Given request: Read the listing below and copy out every line that holds "type".

Records provided:
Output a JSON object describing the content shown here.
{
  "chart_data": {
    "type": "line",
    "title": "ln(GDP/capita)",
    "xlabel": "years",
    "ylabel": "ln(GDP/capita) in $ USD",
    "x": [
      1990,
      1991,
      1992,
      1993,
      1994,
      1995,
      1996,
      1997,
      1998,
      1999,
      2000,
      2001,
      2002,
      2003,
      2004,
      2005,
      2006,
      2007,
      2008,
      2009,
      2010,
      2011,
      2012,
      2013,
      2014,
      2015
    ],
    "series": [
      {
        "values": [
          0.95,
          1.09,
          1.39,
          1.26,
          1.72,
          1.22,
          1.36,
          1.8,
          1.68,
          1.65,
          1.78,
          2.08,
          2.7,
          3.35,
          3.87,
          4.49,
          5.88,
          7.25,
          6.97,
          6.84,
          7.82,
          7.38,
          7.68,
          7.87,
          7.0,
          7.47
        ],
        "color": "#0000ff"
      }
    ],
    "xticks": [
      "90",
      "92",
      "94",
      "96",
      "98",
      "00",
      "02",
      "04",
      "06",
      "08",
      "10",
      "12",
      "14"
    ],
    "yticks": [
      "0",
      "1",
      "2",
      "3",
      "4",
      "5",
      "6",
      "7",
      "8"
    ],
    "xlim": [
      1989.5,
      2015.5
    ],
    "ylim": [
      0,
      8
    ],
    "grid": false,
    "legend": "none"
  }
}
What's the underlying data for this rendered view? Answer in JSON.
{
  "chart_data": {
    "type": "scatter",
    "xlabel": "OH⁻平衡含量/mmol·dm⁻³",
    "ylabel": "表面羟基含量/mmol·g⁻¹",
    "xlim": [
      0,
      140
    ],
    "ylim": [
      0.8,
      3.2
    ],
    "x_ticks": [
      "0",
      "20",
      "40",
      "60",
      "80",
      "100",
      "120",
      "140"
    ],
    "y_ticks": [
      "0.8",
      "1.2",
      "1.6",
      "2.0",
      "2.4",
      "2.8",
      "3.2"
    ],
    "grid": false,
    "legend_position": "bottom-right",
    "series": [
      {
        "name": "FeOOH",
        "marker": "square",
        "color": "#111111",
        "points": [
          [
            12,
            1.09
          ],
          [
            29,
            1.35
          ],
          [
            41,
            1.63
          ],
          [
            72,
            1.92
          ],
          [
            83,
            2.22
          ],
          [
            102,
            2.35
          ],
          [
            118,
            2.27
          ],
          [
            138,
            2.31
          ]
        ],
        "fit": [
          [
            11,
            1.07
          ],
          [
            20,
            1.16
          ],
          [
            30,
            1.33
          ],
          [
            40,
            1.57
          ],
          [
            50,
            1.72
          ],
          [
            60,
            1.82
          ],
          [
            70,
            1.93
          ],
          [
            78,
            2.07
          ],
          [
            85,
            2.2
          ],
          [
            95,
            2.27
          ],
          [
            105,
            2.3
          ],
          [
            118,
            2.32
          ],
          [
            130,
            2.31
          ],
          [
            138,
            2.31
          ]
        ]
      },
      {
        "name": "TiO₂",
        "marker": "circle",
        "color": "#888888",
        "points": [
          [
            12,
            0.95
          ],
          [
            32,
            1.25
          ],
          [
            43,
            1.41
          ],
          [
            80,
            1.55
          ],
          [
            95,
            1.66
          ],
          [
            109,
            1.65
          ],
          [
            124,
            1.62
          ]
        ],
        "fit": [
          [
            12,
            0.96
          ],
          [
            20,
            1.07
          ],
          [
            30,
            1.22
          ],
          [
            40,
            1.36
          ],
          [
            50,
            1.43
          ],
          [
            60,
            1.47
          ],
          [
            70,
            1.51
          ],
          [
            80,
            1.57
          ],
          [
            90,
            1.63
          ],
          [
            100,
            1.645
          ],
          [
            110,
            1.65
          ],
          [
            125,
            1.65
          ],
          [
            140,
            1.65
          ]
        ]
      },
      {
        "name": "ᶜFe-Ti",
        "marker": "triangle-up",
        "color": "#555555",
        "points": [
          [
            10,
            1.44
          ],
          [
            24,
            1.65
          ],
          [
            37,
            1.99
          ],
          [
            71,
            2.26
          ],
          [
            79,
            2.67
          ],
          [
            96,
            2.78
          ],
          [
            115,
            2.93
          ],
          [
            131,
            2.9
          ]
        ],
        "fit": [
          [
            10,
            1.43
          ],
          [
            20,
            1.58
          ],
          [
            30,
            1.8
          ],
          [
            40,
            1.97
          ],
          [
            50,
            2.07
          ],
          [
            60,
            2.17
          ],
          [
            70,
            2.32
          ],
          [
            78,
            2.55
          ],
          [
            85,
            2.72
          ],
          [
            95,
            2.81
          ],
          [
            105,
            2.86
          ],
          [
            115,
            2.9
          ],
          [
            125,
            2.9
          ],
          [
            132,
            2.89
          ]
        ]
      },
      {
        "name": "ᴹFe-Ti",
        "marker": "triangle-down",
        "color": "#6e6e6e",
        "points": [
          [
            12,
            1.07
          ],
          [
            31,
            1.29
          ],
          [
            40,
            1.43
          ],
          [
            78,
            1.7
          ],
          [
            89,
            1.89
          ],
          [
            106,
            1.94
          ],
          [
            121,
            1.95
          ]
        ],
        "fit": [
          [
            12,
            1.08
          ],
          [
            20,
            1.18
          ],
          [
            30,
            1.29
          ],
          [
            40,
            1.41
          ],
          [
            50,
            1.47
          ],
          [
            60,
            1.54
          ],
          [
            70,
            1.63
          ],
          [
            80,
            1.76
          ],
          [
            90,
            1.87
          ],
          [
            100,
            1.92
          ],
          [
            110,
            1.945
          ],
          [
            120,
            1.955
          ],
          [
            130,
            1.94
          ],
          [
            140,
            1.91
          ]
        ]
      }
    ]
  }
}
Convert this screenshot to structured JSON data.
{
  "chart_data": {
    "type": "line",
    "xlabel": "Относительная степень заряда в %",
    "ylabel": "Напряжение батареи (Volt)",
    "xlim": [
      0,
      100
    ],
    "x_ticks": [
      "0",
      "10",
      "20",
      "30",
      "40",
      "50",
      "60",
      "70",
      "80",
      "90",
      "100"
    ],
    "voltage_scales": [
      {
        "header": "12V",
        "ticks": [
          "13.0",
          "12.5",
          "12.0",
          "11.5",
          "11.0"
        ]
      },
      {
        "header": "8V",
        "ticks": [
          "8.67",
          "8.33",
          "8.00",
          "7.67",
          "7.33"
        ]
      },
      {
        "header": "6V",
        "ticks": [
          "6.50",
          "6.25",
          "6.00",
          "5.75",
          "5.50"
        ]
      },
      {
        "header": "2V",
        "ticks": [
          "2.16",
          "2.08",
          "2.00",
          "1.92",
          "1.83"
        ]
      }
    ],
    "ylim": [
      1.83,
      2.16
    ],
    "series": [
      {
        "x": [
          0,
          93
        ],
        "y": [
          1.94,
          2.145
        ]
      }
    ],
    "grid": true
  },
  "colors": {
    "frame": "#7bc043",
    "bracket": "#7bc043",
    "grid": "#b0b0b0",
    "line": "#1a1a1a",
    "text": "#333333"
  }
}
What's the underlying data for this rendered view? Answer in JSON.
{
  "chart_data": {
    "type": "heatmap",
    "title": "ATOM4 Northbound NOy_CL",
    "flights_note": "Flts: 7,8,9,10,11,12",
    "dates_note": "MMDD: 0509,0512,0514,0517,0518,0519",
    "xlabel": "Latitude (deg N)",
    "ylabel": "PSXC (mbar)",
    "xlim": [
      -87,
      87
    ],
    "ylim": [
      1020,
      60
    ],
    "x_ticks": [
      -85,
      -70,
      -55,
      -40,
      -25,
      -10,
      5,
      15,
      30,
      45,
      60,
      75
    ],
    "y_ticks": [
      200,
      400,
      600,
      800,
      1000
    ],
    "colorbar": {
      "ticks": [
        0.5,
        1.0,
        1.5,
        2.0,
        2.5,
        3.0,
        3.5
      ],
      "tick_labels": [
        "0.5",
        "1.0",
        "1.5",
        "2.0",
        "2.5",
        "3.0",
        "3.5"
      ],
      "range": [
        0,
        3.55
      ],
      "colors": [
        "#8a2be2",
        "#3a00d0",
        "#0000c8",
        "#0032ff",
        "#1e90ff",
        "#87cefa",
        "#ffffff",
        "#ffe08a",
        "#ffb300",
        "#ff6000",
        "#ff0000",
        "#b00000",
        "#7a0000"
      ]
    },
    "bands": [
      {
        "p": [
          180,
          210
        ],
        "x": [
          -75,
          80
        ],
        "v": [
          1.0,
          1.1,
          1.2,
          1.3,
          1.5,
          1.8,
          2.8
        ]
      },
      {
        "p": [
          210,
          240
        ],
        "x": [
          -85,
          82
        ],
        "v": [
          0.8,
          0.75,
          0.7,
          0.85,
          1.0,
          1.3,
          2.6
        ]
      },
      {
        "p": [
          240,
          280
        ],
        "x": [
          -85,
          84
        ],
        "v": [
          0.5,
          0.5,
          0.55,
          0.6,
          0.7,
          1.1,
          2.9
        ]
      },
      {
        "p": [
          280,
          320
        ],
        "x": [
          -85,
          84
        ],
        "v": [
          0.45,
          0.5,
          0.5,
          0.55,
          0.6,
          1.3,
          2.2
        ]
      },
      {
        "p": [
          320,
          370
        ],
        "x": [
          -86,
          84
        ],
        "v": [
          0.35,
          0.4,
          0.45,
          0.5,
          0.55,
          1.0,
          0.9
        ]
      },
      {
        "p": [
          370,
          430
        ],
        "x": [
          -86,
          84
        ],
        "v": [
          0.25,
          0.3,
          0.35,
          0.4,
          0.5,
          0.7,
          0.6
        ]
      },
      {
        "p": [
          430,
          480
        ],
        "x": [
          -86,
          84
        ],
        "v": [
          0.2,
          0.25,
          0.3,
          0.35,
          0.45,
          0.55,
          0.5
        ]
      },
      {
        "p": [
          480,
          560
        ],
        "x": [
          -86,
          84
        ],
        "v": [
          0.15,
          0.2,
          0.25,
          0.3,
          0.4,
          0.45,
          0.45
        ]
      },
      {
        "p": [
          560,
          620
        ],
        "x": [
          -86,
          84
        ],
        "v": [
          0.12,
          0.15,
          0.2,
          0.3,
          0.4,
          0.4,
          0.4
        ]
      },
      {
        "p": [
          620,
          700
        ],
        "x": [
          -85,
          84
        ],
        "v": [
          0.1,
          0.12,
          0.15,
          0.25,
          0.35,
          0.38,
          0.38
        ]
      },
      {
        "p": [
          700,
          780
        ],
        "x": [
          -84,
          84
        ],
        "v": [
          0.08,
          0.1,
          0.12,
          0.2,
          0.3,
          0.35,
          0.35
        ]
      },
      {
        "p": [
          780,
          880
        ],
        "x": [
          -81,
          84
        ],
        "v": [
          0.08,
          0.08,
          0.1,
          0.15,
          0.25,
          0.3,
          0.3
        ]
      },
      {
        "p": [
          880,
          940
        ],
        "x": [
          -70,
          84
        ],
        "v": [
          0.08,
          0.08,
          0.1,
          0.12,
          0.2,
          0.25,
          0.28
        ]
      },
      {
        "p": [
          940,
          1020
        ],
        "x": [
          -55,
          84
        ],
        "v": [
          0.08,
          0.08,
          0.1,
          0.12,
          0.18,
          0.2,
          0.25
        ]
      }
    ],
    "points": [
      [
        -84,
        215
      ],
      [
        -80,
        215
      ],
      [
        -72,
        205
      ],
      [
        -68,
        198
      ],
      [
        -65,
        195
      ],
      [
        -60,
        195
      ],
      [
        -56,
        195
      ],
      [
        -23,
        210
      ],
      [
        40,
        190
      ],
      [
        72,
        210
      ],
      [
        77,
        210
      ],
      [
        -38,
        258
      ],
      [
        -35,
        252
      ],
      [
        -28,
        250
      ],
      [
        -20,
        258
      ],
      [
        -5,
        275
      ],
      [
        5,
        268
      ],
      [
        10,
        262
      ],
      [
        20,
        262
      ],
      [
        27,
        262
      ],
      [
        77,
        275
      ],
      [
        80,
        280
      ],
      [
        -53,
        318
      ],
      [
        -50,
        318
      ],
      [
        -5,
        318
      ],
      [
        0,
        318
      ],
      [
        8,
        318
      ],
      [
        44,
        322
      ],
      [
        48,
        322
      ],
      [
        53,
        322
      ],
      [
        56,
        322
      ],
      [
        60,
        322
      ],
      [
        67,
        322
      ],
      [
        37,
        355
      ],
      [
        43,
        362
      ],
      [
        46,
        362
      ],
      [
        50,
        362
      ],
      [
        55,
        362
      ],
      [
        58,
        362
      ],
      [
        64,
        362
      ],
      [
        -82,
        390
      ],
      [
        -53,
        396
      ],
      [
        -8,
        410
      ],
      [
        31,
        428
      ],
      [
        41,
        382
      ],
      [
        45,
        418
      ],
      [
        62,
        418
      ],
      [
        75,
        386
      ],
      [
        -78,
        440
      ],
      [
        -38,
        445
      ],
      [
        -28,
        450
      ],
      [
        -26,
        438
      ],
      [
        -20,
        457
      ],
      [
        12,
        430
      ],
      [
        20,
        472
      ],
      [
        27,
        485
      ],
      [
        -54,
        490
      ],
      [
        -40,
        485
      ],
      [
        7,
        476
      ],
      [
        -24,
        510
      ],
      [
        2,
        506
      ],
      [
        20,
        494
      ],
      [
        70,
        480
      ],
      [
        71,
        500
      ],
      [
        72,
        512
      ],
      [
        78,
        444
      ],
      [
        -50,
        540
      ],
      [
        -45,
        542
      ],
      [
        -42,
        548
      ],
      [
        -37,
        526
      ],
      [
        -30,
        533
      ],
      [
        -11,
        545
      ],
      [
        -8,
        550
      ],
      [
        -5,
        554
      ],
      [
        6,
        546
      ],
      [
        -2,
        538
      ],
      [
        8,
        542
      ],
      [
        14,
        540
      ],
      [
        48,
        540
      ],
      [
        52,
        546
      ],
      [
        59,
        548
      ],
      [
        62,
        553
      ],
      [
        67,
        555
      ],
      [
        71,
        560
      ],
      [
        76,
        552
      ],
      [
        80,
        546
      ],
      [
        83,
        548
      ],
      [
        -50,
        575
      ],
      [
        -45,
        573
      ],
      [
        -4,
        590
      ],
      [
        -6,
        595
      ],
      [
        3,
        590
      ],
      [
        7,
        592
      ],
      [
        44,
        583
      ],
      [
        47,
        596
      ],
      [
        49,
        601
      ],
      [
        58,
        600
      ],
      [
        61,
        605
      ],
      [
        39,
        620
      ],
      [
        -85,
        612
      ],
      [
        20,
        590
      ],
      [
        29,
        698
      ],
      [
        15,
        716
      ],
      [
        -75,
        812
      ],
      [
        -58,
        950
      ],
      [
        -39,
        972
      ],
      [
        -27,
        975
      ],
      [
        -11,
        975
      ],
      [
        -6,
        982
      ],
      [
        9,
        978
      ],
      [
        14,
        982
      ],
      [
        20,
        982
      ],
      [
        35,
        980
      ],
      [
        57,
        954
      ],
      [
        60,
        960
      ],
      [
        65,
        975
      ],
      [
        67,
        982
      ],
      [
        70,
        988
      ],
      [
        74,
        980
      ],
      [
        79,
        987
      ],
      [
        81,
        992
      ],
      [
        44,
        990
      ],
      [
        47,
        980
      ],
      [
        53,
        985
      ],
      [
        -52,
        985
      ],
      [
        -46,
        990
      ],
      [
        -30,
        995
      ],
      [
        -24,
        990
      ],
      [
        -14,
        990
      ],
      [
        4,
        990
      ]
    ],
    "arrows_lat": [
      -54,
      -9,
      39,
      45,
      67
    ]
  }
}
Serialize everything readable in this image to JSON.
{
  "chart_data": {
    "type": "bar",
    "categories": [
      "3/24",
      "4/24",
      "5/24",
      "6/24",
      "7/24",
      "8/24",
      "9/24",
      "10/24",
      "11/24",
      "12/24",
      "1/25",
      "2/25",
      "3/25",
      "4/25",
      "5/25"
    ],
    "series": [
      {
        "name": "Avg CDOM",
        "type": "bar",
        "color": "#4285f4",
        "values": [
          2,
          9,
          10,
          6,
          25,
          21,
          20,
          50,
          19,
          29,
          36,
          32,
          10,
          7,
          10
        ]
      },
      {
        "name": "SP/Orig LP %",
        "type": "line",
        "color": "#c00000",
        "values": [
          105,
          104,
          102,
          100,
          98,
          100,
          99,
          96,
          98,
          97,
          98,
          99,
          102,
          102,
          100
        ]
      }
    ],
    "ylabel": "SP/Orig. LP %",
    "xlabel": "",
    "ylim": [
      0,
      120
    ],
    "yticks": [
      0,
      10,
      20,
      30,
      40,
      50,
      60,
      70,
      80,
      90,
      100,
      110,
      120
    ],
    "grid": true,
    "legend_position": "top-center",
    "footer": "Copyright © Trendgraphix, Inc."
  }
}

Solution to the problem:
    "type": "line",
    "type": "scatter",
    "type": "line",
    "type": "heatmap",
    "type": "bar",
        "type": "bar",
        "type": "line",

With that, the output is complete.